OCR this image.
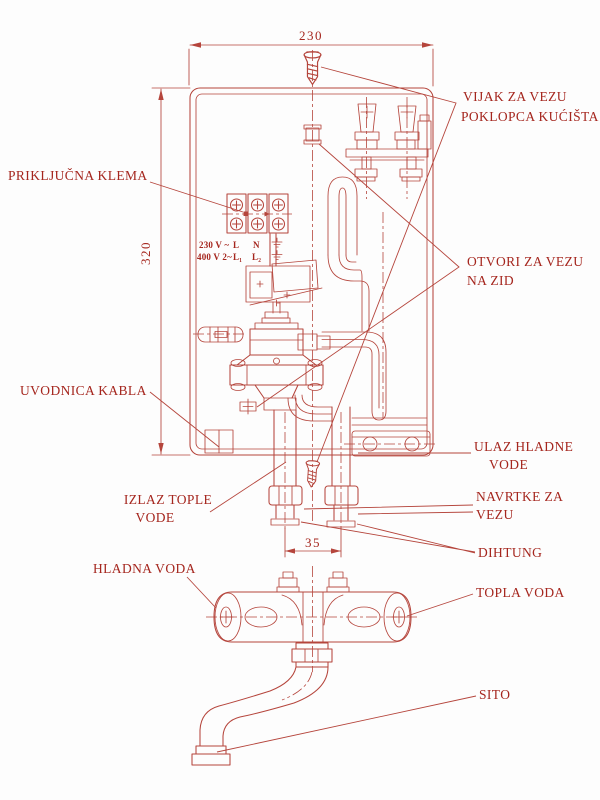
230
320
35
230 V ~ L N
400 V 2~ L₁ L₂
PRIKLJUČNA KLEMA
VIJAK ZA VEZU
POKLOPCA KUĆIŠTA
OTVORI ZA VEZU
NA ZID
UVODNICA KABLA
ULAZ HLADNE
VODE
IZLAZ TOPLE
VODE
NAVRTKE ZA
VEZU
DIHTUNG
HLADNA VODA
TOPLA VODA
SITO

■ **WHAT YOU SHOULD DO**: Copy out all the entries exactly. Images stay out of the copy.

■ **COMPLETE ANSWER**:
OCR this image.
230
320
35
230 V ~ L N
400 V 2~ L₁ L₂
PRIKLJUČNA KLEMA
VIJAK ZA VEZU
POKLOPCA KUĆIŠTA
OTVORI ZA VEZU
NA ZID
UVODNICA KABLA
ULAZ HLADNE
VODE
IZLAZ TOPLE
VODE
NAVRTKE ZA
VEZU
DIHTUNG
HLADNA VODA
TOPLA VODA
SITO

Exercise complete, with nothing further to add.